» **Given instruction**: Lines containing the word "fixedness" are to be located and copied.
=== Given information ===
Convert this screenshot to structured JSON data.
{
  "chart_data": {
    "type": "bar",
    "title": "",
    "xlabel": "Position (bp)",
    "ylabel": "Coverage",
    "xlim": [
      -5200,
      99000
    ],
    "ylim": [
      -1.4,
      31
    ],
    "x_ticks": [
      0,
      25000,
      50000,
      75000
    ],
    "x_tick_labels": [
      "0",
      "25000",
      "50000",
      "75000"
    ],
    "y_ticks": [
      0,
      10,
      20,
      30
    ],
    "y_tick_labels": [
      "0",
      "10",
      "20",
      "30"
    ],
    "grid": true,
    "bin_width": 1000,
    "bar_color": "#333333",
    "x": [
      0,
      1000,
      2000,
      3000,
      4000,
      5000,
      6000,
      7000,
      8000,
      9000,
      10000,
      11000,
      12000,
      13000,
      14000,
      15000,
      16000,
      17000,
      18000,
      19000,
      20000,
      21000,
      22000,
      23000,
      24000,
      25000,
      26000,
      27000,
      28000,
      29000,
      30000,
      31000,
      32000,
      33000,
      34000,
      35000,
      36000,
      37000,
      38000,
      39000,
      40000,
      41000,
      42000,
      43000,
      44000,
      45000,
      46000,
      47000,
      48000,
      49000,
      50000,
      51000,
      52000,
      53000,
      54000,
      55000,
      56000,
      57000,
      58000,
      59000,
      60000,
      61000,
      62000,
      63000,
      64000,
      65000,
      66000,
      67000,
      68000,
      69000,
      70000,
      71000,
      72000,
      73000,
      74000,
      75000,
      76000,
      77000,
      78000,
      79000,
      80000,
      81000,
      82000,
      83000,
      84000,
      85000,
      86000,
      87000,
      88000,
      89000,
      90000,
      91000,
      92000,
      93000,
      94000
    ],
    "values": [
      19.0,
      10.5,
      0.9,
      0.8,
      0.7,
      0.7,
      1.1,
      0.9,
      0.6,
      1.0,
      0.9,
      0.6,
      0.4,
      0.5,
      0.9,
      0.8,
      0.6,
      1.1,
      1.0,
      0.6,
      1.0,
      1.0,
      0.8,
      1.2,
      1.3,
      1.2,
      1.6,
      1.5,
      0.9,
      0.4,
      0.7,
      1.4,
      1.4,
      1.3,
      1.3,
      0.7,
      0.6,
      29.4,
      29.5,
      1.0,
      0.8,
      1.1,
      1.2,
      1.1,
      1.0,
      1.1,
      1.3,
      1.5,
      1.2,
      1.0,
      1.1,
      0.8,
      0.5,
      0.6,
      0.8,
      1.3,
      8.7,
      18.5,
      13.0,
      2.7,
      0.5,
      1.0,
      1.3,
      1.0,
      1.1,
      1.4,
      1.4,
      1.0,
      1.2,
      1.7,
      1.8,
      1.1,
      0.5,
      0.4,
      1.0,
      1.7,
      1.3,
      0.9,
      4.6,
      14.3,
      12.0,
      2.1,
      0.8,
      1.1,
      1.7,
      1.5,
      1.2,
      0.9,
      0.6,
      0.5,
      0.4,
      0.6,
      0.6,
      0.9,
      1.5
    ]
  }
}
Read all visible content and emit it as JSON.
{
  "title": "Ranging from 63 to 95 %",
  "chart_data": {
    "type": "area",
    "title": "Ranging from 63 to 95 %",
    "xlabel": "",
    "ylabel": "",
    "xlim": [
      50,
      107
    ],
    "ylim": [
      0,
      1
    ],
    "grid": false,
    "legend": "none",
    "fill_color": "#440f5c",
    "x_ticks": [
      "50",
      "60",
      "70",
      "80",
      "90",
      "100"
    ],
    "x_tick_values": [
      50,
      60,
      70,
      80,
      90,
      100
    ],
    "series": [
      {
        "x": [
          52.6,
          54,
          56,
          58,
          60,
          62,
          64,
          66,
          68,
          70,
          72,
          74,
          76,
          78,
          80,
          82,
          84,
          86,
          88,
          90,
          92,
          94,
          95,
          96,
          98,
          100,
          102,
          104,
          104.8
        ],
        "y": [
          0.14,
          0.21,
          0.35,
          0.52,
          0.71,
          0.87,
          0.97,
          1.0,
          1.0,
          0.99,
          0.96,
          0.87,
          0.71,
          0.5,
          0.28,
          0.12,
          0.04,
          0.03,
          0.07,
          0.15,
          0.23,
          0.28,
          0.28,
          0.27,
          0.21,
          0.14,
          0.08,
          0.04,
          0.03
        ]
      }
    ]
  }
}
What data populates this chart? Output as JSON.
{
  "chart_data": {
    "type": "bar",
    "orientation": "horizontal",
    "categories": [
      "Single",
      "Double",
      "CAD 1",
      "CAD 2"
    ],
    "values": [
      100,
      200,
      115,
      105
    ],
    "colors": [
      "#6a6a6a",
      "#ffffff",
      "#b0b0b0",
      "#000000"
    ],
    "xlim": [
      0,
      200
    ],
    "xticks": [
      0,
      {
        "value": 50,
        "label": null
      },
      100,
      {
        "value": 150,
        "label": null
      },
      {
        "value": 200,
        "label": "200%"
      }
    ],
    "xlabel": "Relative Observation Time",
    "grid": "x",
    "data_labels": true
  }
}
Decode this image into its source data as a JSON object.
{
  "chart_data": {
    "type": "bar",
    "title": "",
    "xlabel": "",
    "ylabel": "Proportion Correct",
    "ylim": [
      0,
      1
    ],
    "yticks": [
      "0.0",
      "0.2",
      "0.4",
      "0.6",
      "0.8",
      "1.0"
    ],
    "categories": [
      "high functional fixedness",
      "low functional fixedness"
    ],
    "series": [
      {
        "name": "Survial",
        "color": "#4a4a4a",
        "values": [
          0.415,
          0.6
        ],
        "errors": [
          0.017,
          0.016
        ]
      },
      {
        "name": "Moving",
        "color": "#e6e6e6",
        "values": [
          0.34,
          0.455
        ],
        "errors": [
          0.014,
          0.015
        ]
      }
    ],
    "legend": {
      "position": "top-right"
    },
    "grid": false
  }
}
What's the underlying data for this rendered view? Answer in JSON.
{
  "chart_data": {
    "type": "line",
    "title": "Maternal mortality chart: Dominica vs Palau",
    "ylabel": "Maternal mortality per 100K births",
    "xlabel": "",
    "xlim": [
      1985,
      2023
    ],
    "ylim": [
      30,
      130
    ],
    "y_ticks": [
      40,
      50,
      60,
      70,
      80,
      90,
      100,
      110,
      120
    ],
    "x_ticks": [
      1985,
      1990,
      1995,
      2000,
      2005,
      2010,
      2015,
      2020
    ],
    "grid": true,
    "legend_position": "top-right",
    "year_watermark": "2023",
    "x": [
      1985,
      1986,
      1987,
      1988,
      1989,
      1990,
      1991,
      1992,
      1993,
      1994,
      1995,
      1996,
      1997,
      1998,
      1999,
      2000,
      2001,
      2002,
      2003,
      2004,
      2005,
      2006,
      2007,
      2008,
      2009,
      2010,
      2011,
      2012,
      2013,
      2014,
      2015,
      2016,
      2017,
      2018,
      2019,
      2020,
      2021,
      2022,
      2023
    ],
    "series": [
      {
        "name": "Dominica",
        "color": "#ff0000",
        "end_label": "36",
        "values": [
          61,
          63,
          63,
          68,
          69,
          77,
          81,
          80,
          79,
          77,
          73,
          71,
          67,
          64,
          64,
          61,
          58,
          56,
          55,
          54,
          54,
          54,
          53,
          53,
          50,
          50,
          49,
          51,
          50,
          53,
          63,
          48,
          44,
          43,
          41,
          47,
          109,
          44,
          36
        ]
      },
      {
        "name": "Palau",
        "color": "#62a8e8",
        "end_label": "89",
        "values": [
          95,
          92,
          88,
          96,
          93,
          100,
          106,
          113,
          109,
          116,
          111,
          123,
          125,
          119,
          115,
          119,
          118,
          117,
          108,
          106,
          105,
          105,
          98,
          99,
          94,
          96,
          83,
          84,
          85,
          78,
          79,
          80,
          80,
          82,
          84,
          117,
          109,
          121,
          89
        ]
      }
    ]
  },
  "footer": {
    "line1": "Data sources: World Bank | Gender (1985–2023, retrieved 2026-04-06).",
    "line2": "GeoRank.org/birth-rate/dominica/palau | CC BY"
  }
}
===
» **Final result**:
      "high functional fixedness",
      "low functional fixedness"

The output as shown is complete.